** Begin MATERIALS PROVIDED **

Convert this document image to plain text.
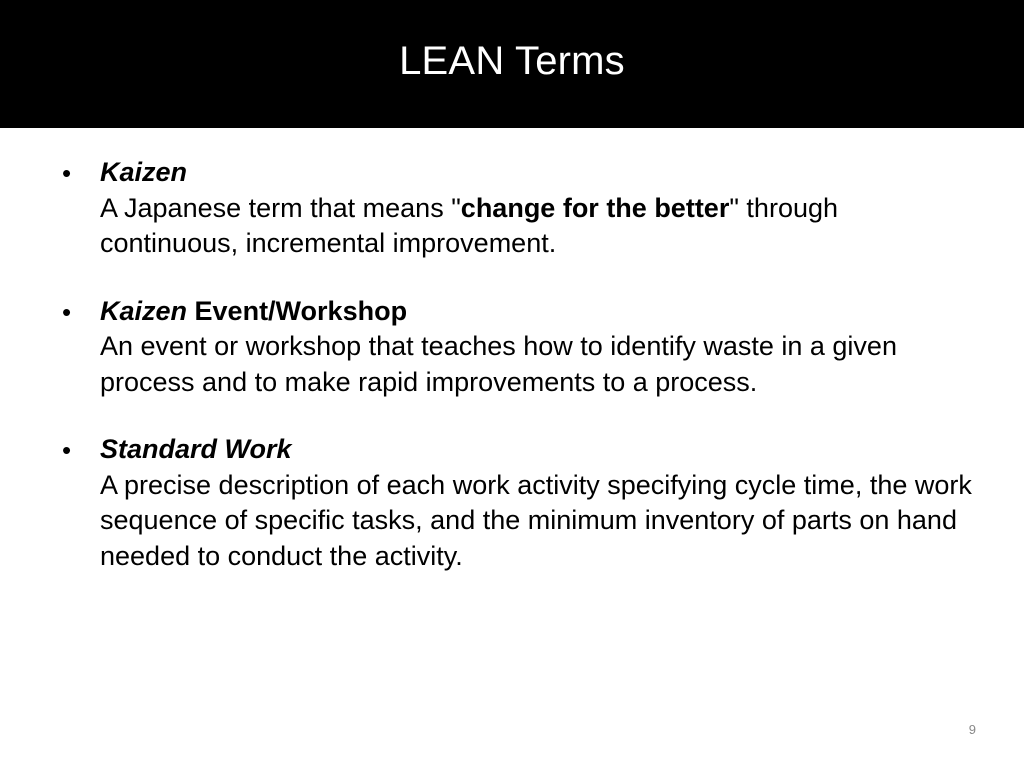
LEAN Terms
•	Kaizen
A Japanese term that means "change for the better" through continuous, incremental improvement.
•	Kaizen Event/Workshop
An event or workshop that teaches how to identify waste in a given process and to make rapid improvements to a process.
•	Standard Work
A precise description of each work activity specifying cycle time, the work sequence of specific tasks, and the minimum inventory of parts on hand needed to conduct the activity.
9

** End MATERIALS PROVIDED **

Copy down every line of the entries containing the word "that".

# RESULT OF THIS TASK
A Japanese term that means "change for the better" through continuous, incremental improvement.
An event or workshop that teaches how to identify waste in a given process and to make rapid improvements to a process.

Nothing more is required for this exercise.